Copy out each line of the data holding "центров".

------------------------------------------------------------

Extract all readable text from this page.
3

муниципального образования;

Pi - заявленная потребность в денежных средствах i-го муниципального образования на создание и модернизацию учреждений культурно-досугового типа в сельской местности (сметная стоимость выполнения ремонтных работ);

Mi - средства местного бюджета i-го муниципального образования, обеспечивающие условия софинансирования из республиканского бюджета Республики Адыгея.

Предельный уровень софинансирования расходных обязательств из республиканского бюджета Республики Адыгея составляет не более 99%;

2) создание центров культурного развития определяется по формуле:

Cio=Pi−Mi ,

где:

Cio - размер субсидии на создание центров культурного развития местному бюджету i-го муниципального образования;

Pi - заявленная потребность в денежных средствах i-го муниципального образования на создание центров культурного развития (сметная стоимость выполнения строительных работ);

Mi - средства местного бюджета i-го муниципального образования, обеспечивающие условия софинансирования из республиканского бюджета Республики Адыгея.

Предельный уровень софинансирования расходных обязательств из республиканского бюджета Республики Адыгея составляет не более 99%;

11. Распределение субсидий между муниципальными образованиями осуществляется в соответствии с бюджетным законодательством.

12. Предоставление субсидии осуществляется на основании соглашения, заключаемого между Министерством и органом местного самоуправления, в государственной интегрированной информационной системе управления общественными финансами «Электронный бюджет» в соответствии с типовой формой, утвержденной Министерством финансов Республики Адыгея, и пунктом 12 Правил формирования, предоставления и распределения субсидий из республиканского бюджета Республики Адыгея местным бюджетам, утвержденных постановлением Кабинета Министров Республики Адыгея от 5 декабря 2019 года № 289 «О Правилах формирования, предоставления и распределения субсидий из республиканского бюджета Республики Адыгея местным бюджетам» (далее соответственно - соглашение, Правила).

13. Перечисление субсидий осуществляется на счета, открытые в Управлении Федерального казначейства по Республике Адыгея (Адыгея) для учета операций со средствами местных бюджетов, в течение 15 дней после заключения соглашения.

------------------------------------------------------------

> **TASK ANSWER**:
2) создание центров культурного развития определяется по формуле:
Cio - размер субсидии на создание центров культурного развития местному бюджету i-го муниципального образования;
Pi - заявленная потребность в денежных средствах i-го муниципального образования на создание центров культурного развития (сметная стоимость выполнения строительных работ);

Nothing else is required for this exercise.